Saved data entries:
** Begin **
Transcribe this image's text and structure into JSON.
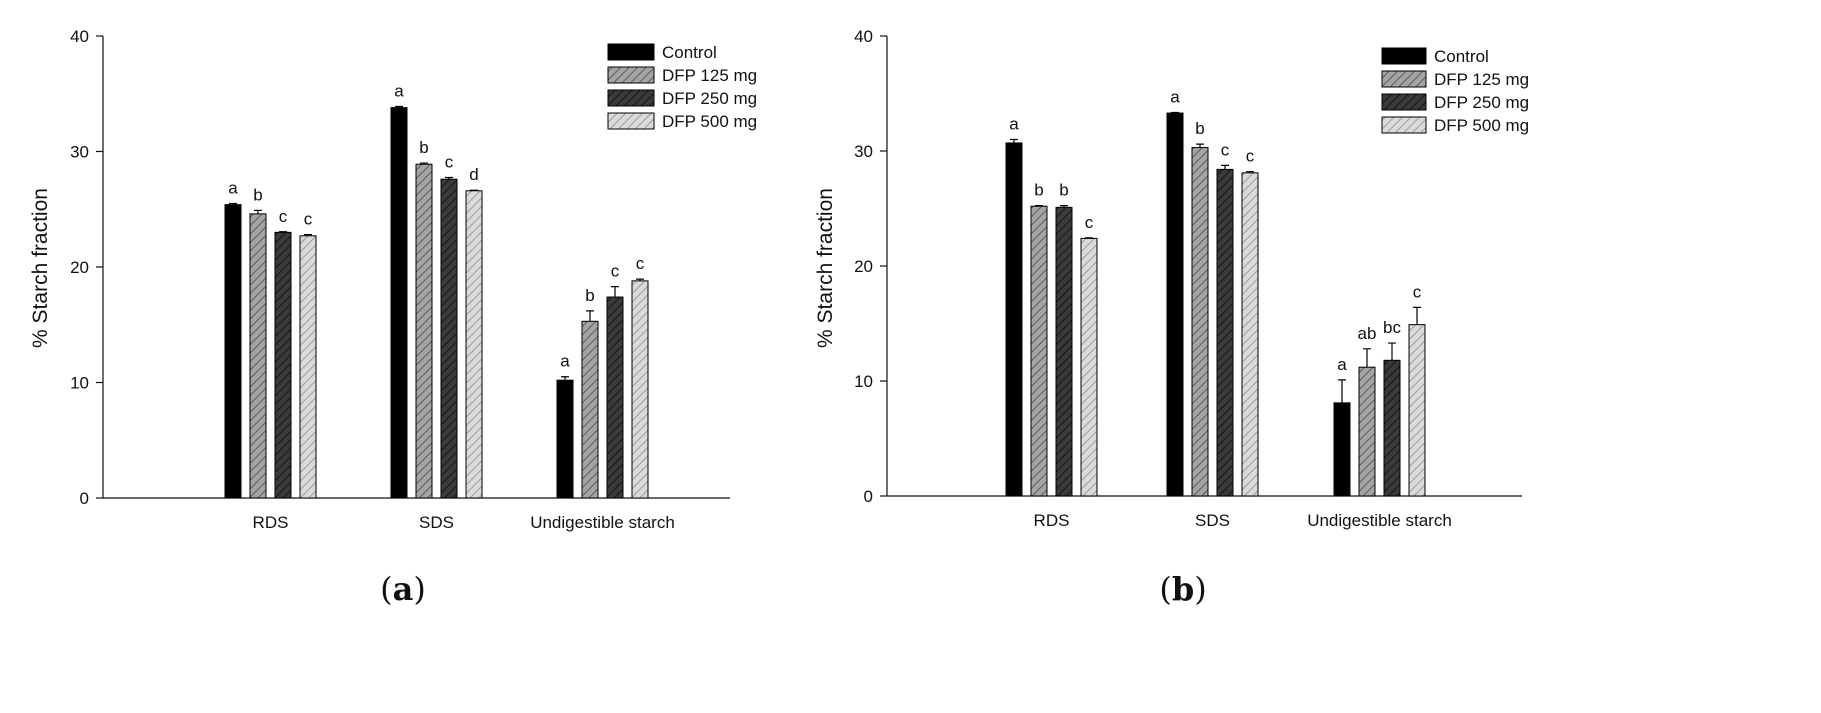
{
  "chart_data": [
    {
      "type": "bar",
      "panel": "(a)",
      "panel_letter": "a",
      "ylabel": "% Starch fraction",
      "xlabel": "",
      "ylim": [
        0,
        40
      ],
      "yticks": [
        0,
        10,
        20,
        30,
        40
      ],
      "categories": [
        "RDS",
        "SDS",
        "Undigestible starch"
      ],
      "legend_position": "top-right",
      "series": [
        {
          "name": "Control",
          "values": [
            25.4,
            33.8,
            10.2
          ],
          "errors": [
            0.1,
            0.1,
            0.3
          ],
          "letters": [
            "a",
            "a",
            "a"
          ]
        },
        {
          "name": "DFP 125 mg",
          "values": [
            24.6,
            28.9,
            15.3
          ],
          "errors": [
            0.3,
            0.1,
            0.9
          ],
          "letters": [
            "b",
            "b",
            "b"
          ]
        },
        {
          "name": "DFP 250 mg",
          "values": [
            23.0,
            27.6,
            17.4
          ],
          "errors": [
            0.05,
            0.15,
            0.9
          ],
          "letters": [
            "c",
            "c",
            "c"
          ]
        },
        {
          "name": "DFP 500 mg",
          "values": [
            22.7,
            26.6,
            18.8
          ],
          "errors": [
            0.1,
            0.05,
            0.15
          ],
          "letters": [
            "c",
            "d",
            "c"
          ]
        }
      ]
    },
    {
      "type": "bar",
      "panel": "(b)",
      "panel_letter": "b",
      "ylabel": "% Starch fraction",
      "xlabel": "",
      "ylim": [
        0,
        40
      ],
      "yticks": [
        0,
        10,
        20,
        30,
        40
      ],
      "categories": [
        "RDS",
        "SDS",
        "Undigestible starch"
      ],
      "legend_position": "top-right",
      "series": [
        {
          "name": "Control",
          "values": [
            30.7,
            33.3,
            8.1
          ],
          "errors": [
            0.3,
            0.05,
            2.0
          ],
          "letters": [
            "a",
            "a",
            "a"
          ]
        },
        {
          "name": "DFP 125 mg",
          "values": [
            25.2,
            30.3,
            11.2
          ],
          "errors": [
            0.05,
            0.3,
            1.6
          ],
          "letters": [
            "b",
            "b",
            "ab"
          ]
        },
        {
          "name": "DFP 250 mg",
          "values": [
            25.1,
            28.4,
            11.8
          ],
          "errors": [
            0.15,
            0.35,
            1.5
          ],
          "letters": [
            "b",
            "c",
            "bc"
          ]
        },
        {
          "name": "DFP 500 mg",
          "values": [
            22.4,
            28.1,
            14.9
          ],
          "errors": [
            0.05,
            0.1,
            1.5
          ],
          "letters": [
            "c",
            "c",
            "c"
          ]
        }
      ]
    }
  ],
  "colors": {
    "control": "#000000",
    "dfp125_fill": "#9a9a9a",
    "dfp250_fill": "#3c3c3c",
    "dfp500_fill": "#d0d0d0",
    "axis": "#111111"
  }
}
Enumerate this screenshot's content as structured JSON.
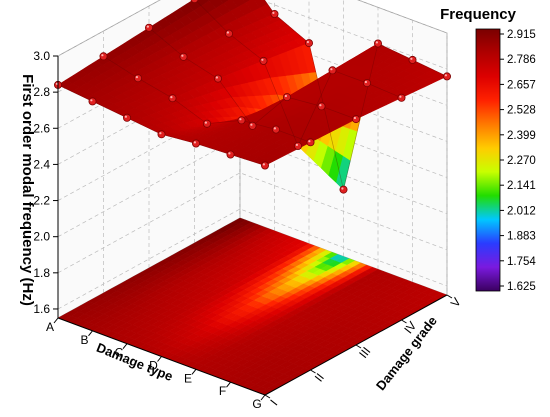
{
  "chart_data": {
    "type": "surface3d",
    "title": "",
    "xlabel": "Damage type",
    "ylabel": "Damage grade",
    "zlabel": "First order modal frequency (Hz)",
    "damage_types": [
      "A",
      "B",
      "C",
      "D",
      "E",
      "F",
      "G"
    ],
    "damage_grades": [
      "I",
      "II",
      "III",
      "IV",
      "V"
    ],
    "z_ticks": [
      "1.6",
      "1.8",
      "2.0",
      "2.2",
      "2.4",
      "2.6",
      "2.8",
      "3.0"
    ],
    "zlim": [
      1.55,
      3.0
    ],
    "frequency_matrix_by_type": [
      [
        2.84,
        2.86,
        2.88,
        2.9,
        2.95
      ],
      [
        2.82,
        2.81,
        2.79,
        2.78,
        2.75
      ],
      [
        2.8,
        2.77,
        2.74,
        2.7,
        2.66
      ],
      [
        2.78,
        2.7,
        2.55,
        2.3,
        1.92
      ],
      [
        2.8,
        2.79,
        2.78,
        2.79,
        2.8
      ],
      [
        2.81,
        2.81,
        2.8,
        2.79,
        2.78
      ],
      [
        2.82,
        2.81,
        2.8,
        2.78,
        2.76
      ]
    ],
    "colorbar": {
      "title": "Frequency",
      "ticks": [
        "2.915",
        "2.786",
        "2.657",
        "2.528",
        "2.399",
        "2.270",
        "2.141",
        "2.012",
        "1.883",
        "1.754",
        "1.625"
      ],
      "colors": [
        "#7a0000",
        "#b00000",
        "#dd0000",
        "#ff2200",
        "#ff7a00",
        "#ffcc00",
        "#c8ff00",
        "#22dd00",
        "#00c8ff",
        "#2a3cff",
        "#7a1adf",
        "#3a0060"
      ]
    }
  }
}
** End **
**OBJECTIVE**. Return each line from the material above exactly, but not the pictures.

**SOLUTION FOR THIS EXERCISE**.
Transcribe this image's text and structure into JSON.
{
  "chart_data": [
    {
      "type": "bar",
      "panel": "(a)",
      "panel_letter": "a",
      "ylabel": "% Starch fraction",
      "xlabel": "",
      "ylim": [
        0,
        40
      ],
      "yticks": [
        0,
        10,
        20,
        30,
        40
      ],
      "categories": [
        "RDS",
        "SDS",
        "Undigestible starch"
      ],
      "legend_position": "top-right",
      "series": [
        {
          "name": "Control",
          "values": [
            25.4,
            33.8,
            10.2
          ],
          "errors": [
            0.1,
            0.1,
            0.3
          ],
          "letters": [
            "a",
            "a",
            "a"
          ]
        },
        {
          "name": "DFP 125 mg",
          "values": [
            24.6,
            28.9,
            15.3
          ],
          "errors": [
            0.3,
            0.1,
            0.9
          ],
          "letters": [
            "b",
            "b",
            "b"
          ]
        },
        {
          "name": "DFP 250 mg",
          "values": [
            23.0,
            27.6,
            17.4
          ],
          "errors": [
            0.05,
            0.15,
            0.9
          ],
          "letters": [
            "c",
            "c",
            "c"
          ]
        },
        {
          "name": "DFP 500 mg",
          "values": [
            22.7,
            26.6,
            18.8
          ],
          "errors": [
            0.1,
            0.05,
            0.15
          ],
          "letters": [
            "c",
            "d",
            "c"
          ]
        }
      ]
    },
    {
      "type": "bar",
      "panel": "(b)",
      "panel_letter": "b",
      "ylabel": "% Starch fraction",
      "xlabel": "",
      "ylim": [
        0,
        40
      ],
      "yticks": [
        0,
        10,
        20,
        30,
        40
      ],
      "categories": [
        "RDS",
        "SDS",
        "Undigestible starch"
      ],
      "legend_position": "top-right",
      "series": [
        {
          "name": "Control",
          "values": [
            30.7,
            33.3,
            8.1
          ],
          "errors": [
            0.3,
            0.05,
            2.0
          ],
          "letters": [
            "a",
            "a",
            "a"
          ]
        },
        {
          "name": "DFP 125 mg",
          "values": [
            25.2,
            30.3,
            11.2
          ],
          "errors": [
            0.05,
            0.3,
            1.6
          ],
          "letters": [
            "b",
            "b",
            "ab"
          ]
        },
        {
          "name": "DFP 250 mg",
          "values": [
            25.1,
            28.4,
            11.8
          ],
          "errors": [
            0.15,
            0.35,
            1.5
          ],
          "letters": [
            "b",
            "c",
            "bc"
          ]
        },
        {
          "name": "DFP 500 mg",
          "values": [
            22.4,
            28.1,
            14.9
          ],
          "errors": [
            0.05,
            0.1,
            1.5
          ],
          "letters": [
            "c",
            "c",
            "c"
          ]
        }
      ]
    }
  ],
  "colors": {
    "control": "#000000",
    "dfp125_fill": "#9a9a9a",
    "dfp250_fill": "#3c3c3c",
    "dfp500_fill": "#d0d0d0",
    "axis": "#111111"
  }
}
Enumerate this screenshot's content as structured JSON.
{
  "chart_data": {
    "type": "surface3d",
    "title": "",
    "xlabel": "Damage type",
    "ylabel": "Damage grade",
    "zlabel": "First order modal frequency (Hz)",
    "damage_types": [
      "A",
      "B",
      "C",
      "D",
      "E",
      "F",
      "G"
    ],
    "damage_grades": [
      "I",
      "II",
      "III",
      "IV",
      "V"
    ],
    "z_ticks": [
      "1.6",
      "1.8",
      "2.0",
      "2.2",
      "2.4",
      "2.6",
      "2.8",
      "3.0"
    ],
    "zlim": [
      1.55,
      3.0
    ],
    "frequency_matrix_by_type": [
      [
        2.84,
        2.86,
        2.88,
        2.9,
        2.95
      ],
      [
        2.82,
        2.81,
        2.79,
        2.78,
        2.75
      ],
      [
        2.8,
        2.77,
        2.74,
        2.7,
        2.66
      ],
      [
        2.78,
        2.7,
        2.55,
        2.3,
        1.92
      ],
      [
        2.8,
        2.79,
        2.78,
        2.79,
        2.8
      ],
      [
        2.81,
        2.81,
        2.8,
        2.79,
        2.78
      ],
      [
        2.82,
        2.81,
        2.8,
        2.78,
        2.76
      ]
    ],
    "colorbar": {
      "title": "Frequency",
      "ticks": [
        "2.915",
        "2.786",
        "2.657",
        "2.528",
        "2.399",
        "2.270",
        "2.141",
        "2.012",
        "1.883",
        "1.754",
        "1.625"
      ],
      "colors": [
        "#7a0000",
        "#b00000",
        "#dd0000",
        "#ff2200",
        "#ff7a00",
        "#ffcc00",
        "#c8ff00",
        "#22dd00",
        "#00c8ff",
        "#2a3cff",
        "#7a1adf",
        "#3a0060"
      ]
    }
  }
}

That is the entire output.